TASK TO COMPLETE:
Pull out all lines from the listing below in which the word "name" appears.

THE DATA:
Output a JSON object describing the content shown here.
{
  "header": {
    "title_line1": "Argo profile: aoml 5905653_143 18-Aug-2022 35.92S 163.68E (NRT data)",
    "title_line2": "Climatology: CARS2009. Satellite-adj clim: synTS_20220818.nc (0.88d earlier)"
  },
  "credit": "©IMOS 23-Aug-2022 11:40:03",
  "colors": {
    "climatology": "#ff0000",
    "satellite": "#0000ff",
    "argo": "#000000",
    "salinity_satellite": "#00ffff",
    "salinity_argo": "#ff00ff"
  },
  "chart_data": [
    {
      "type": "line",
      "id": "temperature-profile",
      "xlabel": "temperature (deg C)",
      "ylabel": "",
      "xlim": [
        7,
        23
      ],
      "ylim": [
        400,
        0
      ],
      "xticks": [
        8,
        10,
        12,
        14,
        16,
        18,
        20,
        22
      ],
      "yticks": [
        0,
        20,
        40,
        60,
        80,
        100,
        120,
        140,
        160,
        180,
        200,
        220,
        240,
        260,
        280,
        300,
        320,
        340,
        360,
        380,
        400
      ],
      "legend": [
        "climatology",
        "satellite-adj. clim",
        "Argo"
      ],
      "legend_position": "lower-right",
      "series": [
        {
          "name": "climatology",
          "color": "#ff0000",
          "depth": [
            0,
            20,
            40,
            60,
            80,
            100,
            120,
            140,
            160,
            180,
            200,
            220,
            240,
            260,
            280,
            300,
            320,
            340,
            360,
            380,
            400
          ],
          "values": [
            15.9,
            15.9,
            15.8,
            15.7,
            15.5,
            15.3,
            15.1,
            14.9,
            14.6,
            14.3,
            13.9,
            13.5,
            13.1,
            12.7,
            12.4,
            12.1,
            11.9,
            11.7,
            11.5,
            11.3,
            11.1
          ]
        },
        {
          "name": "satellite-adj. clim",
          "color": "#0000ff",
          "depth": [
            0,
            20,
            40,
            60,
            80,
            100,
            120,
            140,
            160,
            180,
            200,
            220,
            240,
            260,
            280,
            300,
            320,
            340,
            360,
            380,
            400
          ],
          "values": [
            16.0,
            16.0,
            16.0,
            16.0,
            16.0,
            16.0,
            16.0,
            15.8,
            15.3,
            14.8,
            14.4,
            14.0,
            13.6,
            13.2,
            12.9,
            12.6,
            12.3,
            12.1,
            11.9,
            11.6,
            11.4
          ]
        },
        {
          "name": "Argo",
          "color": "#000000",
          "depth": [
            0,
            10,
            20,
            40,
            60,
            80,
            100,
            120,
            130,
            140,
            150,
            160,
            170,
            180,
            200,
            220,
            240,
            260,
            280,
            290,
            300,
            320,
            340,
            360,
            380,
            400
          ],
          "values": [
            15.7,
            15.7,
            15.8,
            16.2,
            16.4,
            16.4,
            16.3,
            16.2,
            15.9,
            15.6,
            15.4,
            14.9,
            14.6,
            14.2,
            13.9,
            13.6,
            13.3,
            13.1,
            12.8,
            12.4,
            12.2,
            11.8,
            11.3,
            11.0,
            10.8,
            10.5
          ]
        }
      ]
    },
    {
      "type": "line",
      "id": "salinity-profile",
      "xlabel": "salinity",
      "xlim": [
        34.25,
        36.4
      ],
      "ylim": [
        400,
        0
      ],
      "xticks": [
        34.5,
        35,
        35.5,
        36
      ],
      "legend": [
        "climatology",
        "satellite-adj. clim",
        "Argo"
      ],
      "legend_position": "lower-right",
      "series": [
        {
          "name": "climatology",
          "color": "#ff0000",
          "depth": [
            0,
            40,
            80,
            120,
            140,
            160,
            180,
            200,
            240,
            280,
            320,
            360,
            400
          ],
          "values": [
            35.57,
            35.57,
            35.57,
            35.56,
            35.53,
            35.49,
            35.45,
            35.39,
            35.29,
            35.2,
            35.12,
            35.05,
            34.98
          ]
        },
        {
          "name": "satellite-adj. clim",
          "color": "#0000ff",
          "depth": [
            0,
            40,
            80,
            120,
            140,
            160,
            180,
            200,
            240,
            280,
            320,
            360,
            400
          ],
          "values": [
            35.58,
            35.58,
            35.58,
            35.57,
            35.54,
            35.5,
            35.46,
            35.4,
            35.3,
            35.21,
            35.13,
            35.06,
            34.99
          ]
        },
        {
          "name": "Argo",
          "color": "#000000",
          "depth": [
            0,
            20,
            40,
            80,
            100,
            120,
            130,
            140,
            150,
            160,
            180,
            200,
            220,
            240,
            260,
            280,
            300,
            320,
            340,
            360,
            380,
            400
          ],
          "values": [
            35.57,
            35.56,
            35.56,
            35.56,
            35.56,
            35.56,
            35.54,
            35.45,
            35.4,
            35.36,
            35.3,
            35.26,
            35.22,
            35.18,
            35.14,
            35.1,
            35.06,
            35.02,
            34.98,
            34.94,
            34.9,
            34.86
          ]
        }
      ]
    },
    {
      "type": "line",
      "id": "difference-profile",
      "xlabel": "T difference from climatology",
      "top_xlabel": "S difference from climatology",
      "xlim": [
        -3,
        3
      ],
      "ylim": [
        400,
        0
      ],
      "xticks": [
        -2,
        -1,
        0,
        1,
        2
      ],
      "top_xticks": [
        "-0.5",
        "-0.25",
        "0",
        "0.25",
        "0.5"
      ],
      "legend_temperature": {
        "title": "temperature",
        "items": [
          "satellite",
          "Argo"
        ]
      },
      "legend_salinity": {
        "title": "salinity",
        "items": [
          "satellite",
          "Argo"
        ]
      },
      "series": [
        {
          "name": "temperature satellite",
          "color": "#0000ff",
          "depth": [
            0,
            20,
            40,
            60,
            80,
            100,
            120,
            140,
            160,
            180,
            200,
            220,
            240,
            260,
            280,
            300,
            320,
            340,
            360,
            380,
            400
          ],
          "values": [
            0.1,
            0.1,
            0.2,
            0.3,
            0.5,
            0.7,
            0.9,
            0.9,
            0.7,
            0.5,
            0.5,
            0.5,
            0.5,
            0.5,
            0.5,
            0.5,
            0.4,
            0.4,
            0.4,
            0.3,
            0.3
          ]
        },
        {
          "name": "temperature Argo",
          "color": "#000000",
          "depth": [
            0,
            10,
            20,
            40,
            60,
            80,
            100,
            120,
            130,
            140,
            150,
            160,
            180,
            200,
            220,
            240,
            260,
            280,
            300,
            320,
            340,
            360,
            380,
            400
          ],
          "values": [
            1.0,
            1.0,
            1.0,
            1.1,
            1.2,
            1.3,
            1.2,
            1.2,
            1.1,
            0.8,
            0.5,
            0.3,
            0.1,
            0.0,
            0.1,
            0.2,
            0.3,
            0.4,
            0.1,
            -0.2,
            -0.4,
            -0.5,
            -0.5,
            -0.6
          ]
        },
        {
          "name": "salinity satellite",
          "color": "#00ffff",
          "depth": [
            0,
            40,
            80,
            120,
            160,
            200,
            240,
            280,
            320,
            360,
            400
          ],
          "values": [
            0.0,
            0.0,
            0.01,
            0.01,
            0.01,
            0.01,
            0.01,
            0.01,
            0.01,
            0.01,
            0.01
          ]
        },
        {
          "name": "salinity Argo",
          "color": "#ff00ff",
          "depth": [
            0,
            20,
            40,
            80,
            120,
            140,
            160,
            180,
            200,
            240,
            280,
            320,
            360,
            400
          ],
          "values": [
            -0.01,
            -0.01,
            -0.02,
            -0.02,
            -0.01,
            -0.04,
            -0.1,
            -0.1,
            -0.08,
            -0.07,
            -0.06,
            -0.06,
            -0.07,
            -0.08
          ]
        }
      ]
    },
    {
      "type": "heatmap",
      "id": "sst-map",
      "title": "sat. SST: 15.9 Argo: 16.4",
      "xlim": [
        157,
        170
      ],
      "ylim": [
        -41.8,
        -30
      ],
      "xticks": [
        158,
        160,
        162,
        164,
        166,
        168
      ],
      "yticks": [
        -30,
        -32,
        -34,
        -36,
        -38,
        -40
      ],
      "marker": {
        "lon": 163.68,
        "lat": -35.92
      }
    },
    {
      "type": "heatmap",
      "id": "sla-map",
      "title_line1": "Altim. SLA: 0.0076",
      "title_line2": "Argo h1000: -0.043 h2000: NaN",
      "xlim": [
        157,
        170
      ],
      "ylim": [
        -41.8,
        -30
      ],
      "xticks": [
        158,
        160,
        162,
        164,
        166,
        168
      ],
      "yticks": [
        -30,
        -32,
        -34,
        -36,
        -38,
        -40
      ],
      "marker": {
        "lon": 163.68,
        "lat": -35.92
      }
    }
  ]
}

WRITTEN RESPONSE:
          "name": "climatology",
          "name": "satellite-adj. clim",
          "name": "Argo",
          "name": "climatology",
          "name": "satellite-adj. clim",
          "name": "Argo",
          "name": "temperature satellite",
          "name": "temperature Argo",
          "name": "salinity satellite",
          "name": "salinity Argo",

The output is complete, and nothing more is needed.